DATA SUPPLIED >>
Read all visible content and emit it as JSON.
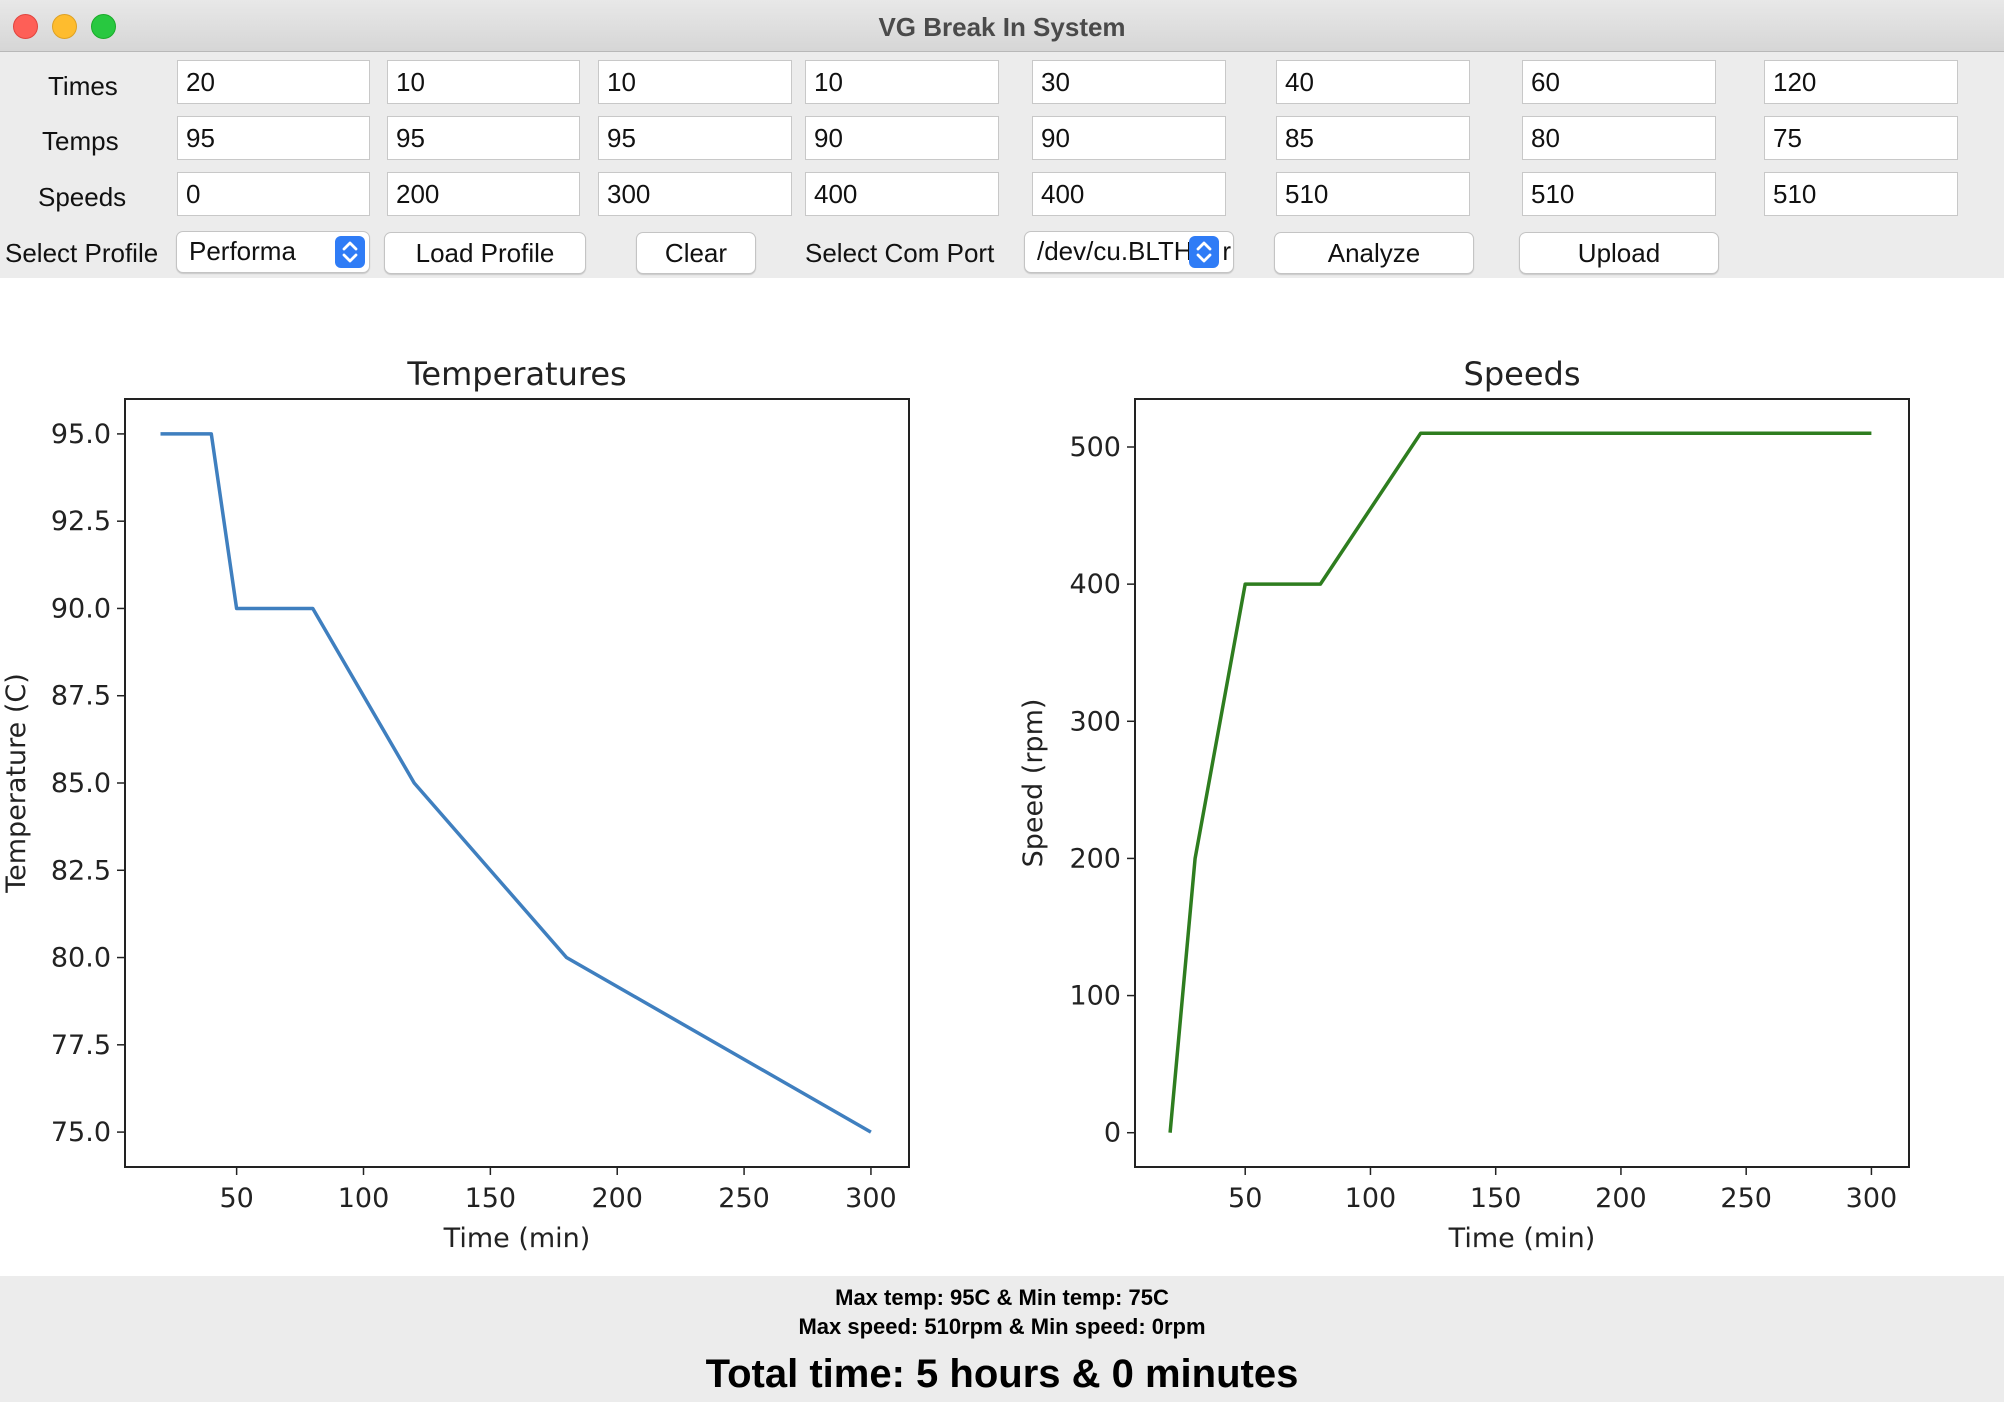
{
  "window": {
    "title": "VG Break In System"
  },
  "rows": [
    {
      "label": "Times",
      "values": [
        "20",
        "10",
        "10",
        "10",
        "30",
        "40",
        "60",
        "120"
      ]
    },
    {
      "label": "Temps",
      "values": [
        "95",
        "95",
        "95",
        "90",
        "90",
        "85",
        "80",
        "75"
      ]
    },
    {
      "label": "Speeds",
      "values": [
        "0",
        "200",
        "300",
        "400",
        "400",
        "510",
        "510",
        "510"
      ]
    }
  ],
  "toolbar": {
    "select_profile_label": "Select Profile",
    "profile_value": "Performa",
    "load_profile": "Load Profile",
    "clear": "Clear",
    "select_com_port_label": "Select Com Port",
    "com_port_value": "/dev/cu.BLTH",
    "com_port_suffix": "r",
    "analyze": "Analyze",
    "upload": "Upload",
    "accent_color": "#2f7cf6"
  },
  "chart_data": [
    {
      "type": "line",
      "title": "Temperatures",
      "xlabel": "Time (min)",
      "ylabel": "Temperature (C)",
      "xlim": [
        6,
        315
      ],
      "ylim": [
        74.0,
        96.0
      ],
      "xticks": [
        50,
        100,
        150,
        200,
        250,
        300
      ],
      "xtick_labels": [
        "50",
        "100",
        "150",
        "200",
        "250",
        "300"
      ],
      "yticks": [
        75.0,
        77.5,
        80.0,
        82.5,
        85.0,
        87.5,
        90.0,
        92.5,
        95.0
      ],
      "ytick_labels": [
        "75.0",
        "77.5",
        "80.0",
        "82.5",
        "85.0",
        "87.5",
        "90.0",
        "92.5",
        "95.0"
      ],
      "grid": false,
      "color": "#3f7fbf",
      "x": [
        20,
        40,
        50,
        80,
        120,
        180,
        300
      ],
      "y": [
        95,
        95,
        90,
        90,
        85,
        80,
        75
      ]
    },
    {
      "type": "line",
      "title": "Speeds",
      "xlabel": "Time (min)",
      "ylabel": "Speed (rpm)",
      "xlim": [
        6,
        315
      ],
      "ylim": [
        -25,
        535
      ],
      "xticks": [
        50,
        100,
        150,
        200,
        250,
        300
      ],
      "xtick_labels": [
        "50",
        "100",
        "150",
        "200",
        "250",
        "300"
      ],
      "yticks": [
        0,
        100,
        200,
        300,
        400,
        500
      ],
      "ytick_labels": [
        "0",
        "100",
        "200",
        "300",
        "400",
        "500"
      ],
      "grid": false,
      "color": "#2e7d1f",
      "x": [
        20,
        30,
        50,
        80,
        120,
        300
      ],
      "y": [
        0,
        200,
        400,
        400,
        510,
        510
      ]
    }
  ],
  "summary": {
    "line1": "Max temp: 95C & Min temp: 75C",
    "line2": "Max speed: 510rpm & Min speed: 0rpm",
    "total": "Total time: 5 hours & 0 minutes"
  }
}
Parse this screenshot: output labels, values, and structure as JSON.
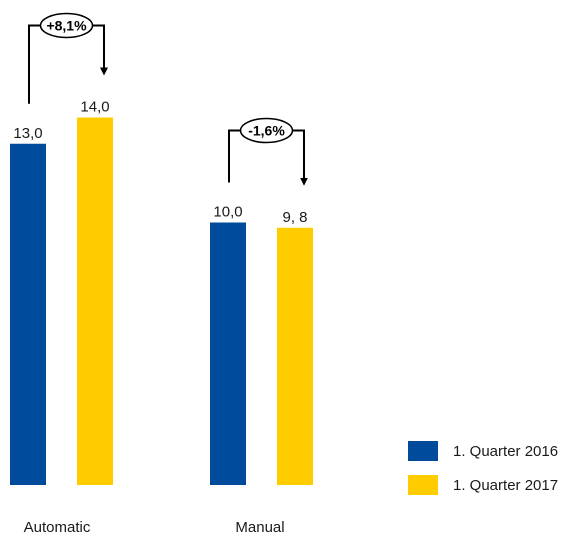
{
  "chart_data": {
    "type": "bar",
    "categories": [
      "Automatic",
      "Manual"
    ],
    "series": [
      {
        "name": "1. Quarter 2016",
        "values": [
          13.0,
          10.0
        ],
        "labels": [
          "13,0",
          "10,0"
        ],
        "color": "#004b9b"
      },
      {
        "name": "1. Quarter 2017",
        "values": [
          14.0,
          9.8
        ],
        "labels": [
          "14,0",
          "9, 8"
        ],
        "color": "#ffcc00"
      }
    ],
    "changes": [
      "+8,1%",
      "-1,6%"
    ],
    "ylim": [
      0,
      14
    ],
    "grid": false,
    "legend_position": "bottom-right"
  }
}
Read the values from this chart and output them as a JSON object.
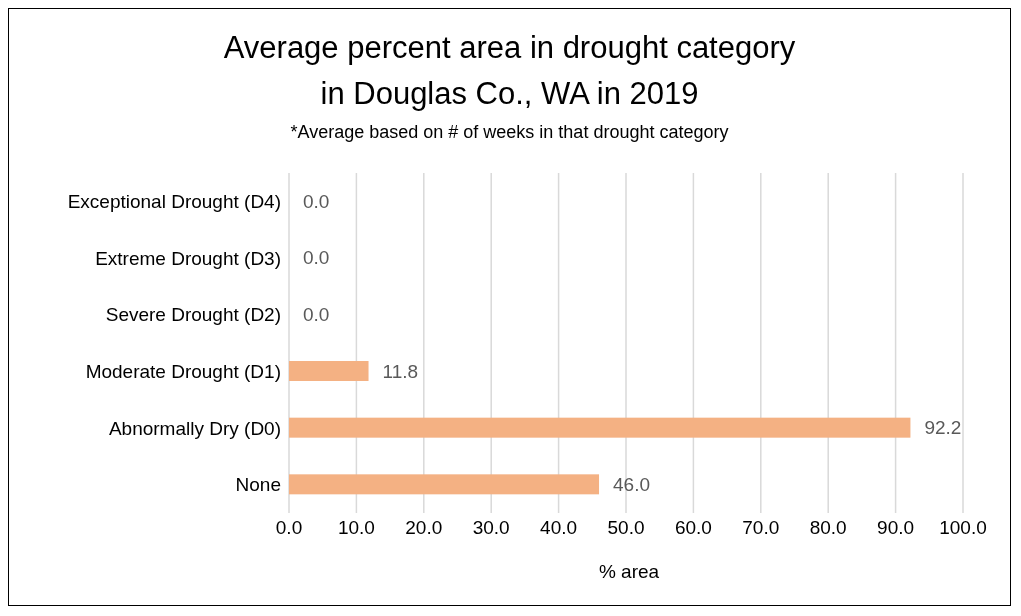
{
  "chart_data": {
    "type": "bar",
    "orientation": "horizontal",
    "title": "Average percent area in drought category\nin Douglas Co., WA in 2019",
    "subtitle": "*Average based on # of weeks in that drought category",
    "xlabel": "% area",
    "categories": [
      "Exceptional Drought (D4)",
      "Extreme Drought (D3)",
      "Severe Drought (D2)",
      "Moderate Drought (D1)",
      "Abnormally Dry (D0)",
      "None"
    ],
    "values": [
      0,
      0,
      0,
      11.8,
      92.2,
      46.0
    ],
    "value_labels": [
      "0.0",
      "0.0",
      "0.0",
      "11.8",
      "92.2",
      "46.0"
    ],
    "color": "#f4b183",
    "xlim": [
      0,
      100
    ],
    "xticks": [
      {
        "value": 0,
        "label": "0.0"
      },
      {
        "value": 10,
        "label": "10.0"
      },
      {
        "value": 20,
        "label": "20.0"
      },
      {
        "value": 30,
        "label": "30.0"
      },
      {
        "value": 40,
        "label": "40.0"
      },
      {
        "value": 50,
        "label": "50.0"
      },
      {
        "value": 60,
        "label": "60.0"
      },
      {
        "value": 70,
        "label": "70.0"
      },
      {
        "value": 80,
        "label": "80.0"
      },
      {
        "value": 90,
        "label": "90.0"
      },
      {
        "value": 100,
        "label": "100.0"
      }
    ],
    "grid": "x",
    "legend": false
  }
}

SHORT PROBLEM >>
Pick out the lines containing the word "category" and show them.

TASK OUTPUT >>
    "title": "Average percent area in drought category\nin Douglas Co., WA in 2019",
    "subtitle": "*Average based on # of weeks in that drought category",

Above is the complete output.